• **Exercise details**:
Reproduce verbatim the items from the line containing "list every element" through the line containing "menu-display[interactable]: Display xyxy=(253,22,308,52)", both lines included.

• **Supplied records**:
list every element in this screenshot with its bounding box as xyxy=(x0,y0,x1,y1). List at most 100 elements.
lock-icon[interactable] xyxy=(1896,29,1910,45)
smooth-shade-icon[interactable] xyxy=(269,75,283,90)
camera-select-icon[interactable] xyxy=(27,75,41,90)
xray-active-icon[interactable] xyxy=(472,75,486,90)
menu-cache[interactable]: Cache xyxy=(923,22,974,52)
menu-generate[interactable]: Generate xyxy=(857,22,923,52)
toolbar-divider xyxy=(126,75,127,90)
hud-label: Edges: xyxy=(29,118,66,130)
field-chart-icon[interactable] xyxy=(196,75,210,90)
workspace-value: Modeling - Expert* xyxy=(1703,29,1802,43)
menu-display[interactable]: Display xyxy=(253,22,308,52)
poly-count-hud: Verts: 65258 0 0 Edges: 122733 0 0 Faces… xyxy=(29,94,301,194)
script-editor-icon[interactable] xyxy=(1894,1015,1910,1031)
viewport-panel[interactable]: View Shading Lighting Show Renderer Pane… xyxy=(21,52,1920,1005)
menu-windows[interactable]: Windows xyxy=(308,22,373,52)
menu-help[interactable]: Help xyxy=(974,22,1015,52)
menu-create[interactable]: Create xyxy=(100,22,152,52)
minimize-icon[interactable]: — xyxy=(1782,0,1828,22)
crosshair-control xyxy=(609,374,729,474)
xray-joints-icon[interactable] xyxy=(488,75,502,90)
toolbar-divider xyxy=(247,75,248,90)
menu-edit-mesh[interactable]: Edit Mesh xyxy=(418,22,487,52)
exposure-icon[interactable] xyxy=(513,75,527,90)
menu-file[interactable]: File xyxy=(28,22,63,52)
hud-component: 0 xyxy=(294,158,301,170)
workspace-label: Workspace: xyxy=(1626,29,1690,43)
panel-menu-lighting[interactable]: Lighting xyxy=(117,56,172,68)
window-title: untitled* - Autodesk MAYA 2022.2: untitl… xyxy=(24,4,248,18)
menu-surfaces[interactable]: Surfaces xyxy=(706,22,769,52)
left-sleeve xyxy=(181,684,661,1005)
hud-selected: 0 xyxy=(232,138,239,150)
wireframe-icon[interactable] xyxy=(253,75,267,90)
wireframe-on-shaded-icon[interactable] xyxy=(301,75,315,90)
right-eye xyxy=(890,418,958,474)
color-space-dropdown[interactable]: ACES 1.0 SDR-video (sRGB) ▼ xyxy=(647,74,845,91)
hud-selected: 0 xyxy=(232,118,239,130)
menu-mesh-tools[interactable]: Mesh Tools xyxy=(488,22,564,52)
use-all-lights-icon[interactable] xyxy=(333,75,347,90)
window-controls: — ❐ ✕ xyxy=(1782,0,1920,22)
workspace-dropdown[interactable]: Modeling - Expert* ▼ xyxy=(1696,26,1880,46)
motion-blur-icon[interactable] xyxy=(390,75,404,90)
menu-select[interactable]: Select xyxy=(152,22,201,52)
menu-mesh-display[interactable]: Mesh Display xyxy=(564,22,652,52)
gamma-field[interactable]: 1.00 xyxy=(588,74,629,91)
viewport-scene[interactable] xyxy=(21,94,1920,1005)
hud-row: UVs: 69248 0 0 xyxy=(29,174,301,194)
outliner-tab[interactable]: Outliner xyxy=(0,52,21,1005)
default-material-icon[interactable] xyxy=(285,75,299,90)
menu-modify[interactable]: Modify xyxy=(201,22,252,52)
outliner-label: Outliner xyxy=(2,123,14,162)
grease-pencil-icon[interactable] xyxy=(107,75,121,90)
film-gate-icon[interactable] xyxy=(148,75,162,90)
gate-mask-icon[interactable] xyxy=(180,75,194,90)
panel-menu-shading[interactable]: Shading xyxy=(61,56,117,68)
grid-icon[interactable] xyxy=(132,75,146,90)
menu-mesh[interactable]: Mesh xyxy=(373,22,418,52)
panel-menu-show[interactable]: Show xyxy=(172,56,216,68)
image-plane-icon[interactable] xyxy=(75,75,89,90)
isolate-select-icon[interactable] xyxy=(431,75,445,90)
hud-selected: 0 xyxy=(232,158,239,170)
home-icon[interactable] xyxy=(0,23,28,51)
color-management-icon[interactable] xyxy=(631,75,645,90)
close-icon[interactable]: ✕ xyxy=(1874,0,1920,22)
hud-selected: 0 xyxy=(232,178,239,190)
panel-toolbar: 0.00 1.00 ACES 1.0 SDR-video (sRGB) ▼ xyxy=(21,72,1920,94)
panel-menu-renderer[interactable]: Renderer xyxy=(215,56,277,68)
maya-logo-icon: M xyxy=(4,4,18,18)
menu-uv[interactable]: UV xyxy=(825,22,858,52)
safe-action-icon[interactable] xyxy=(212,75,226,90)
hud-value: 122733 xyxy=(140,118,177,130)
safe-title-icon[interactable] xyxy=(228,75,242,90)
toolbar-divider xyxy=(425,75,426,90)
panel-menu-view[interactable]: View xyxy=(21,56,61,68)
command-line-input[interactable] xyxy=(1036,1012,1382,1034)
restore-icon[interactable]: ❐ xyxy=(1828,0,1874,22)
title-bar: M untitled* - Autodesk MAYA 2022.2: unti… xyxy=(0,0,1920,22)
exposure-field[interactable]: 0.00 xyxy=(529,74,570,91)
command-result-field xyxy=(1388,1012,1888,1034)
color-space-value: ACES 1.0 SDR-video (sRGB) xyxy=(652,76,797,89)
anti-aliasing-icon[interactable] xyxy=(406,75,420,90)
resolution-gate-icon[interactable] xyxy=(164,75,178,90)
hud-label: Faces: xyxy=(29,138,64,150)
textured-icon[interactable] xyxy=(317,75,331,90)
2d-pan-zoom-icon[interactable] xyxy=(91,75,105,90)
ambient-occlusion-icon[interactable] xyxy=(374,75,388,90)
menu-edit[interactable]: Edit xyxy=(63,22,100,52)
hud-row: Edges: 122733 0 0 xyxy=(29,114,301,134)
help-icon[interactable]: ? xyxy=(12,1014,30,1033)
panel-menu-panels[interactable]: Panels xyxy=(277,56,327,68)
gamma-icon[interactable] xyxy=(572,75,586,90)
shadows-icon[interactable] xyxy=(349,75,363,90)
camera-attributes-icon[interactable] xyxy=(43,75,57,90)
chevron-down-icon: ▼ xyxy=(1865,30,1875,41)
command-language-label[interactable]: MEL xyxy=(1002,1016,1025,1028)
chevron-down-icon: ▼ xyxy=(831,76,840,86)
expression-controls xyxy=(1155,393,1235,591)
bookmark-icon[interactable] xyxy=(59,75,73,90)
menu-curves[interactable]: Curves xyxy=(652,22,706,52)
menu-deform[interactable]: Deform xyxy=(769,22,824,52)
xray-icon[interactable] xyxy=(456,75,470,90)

==

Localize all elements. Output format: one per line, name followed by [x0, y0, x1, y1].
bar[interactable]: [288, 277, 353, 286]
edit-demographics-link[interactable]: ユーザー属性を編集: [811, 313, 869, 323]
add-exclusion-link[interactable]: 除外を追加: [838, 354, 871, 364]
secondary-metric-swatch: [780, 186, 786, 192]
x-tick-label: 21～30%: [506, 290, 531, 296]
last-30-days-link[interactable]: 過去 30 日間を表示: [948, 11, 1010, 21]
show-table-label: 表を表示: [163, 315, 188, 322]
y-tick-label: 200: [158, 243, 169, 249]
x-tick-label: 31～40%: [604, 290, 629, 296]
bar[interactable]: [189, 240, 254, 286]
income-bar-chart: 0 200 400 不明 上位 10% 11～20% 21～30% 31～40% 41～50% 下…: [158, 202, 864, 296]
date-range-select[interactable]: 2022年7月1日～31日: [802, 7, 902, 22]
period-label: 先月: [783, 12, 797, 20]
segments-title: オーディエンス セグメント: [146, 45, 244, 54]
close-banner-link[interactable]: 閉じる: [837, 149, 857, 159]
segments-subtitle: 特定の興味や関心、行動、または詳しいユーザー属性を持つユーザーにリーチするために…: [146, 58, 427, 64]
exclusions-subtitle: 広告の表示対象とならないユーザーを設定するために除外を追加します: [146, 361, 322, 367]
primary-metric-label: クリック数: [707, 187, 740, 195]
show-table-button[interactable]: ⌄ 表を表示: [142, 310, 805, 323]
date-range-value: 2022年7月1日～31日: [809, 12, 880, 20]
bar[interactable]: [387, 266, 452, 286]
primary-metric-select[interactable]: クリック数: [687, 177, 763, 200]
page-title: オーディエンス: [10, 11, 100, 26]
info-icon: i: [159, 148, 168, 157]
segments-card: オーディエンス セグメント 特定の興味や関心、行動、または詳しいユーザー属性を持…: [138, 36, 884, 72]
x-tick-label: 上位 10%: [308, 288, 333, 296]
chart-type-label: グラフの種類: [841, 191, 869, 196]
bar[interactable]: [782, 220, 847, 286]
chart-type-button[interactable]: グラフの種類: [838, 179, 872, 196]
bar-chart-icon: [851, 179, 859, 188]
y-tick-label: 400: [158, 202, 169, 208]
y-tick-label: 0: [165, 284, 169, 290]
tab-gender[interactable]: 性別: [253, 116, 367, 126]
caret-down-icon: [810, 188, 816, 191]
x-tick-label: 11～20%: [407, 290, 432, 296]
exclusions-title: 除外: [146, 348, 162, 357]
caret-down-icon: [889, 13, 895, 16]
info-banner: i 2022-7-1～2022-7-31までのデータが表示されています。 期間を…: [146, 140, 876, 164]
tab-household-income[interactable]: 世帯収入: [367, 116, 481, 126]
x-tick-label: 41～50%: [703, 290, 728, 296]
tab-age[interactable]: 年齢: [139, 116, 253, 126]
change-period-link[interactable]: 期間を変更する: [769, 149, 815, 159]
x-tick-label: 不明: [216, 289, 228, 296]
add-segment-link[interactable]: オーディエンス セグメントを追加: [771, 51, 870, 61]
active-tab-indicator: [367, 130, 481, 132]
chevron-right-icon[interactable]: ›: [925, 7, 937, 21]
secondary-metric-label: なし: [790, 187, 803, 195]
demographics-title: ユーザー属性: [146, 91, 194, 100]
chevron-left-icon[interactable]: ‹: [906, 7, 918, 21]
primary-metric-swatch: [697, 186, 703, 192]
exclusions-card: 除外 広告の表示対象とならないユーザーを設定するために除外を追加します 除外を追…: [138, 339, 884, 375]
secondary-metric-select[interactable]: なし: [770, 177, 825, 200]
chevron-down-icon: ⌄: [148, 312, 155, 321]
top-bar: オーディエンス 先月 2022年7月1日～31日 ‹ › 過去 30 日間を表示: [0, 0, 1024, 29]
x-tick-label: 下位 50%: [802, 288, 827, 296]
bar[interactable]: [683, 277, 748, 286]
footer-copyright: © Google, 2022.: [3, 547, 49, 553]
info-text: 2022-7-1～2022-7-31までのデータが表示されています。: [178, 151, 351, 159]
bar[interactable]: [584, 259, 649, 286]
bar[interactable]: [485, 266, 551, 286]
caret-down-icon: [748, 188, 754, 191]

• **In response**:
list every element in this screenshot with its bounding box as xyxy=(x0,y0,x1,y1). List at most 100 elements.
lock-icon[interactable] xyxy=(1896,29,1910,45)
smooth-shade-icon[interactable] xyxy=(269,75,283,90)
camera-select-icon[interactable] xyxy=(27,75,41,90)
xray-active-icon[interactable] xyxy=(472,75,486,90)
menu-cache[interactable]: Cache xyxy=(923,22,974,52)
menu-generate[interactable]: Generate xyxy=(857,22,923,52)
toolbar-divider xyxy=(126,75,127,90)
hud-label: Edges: xyxy=(29,118,66,130)
field-chart-icon[interactable] xyxy=(196,75,210,90)
workspace-value: Modeling - Expert* xyxy=(1703,29,1802,43)
menu-display[interactable]: Display xyxy=(253,22,308,52)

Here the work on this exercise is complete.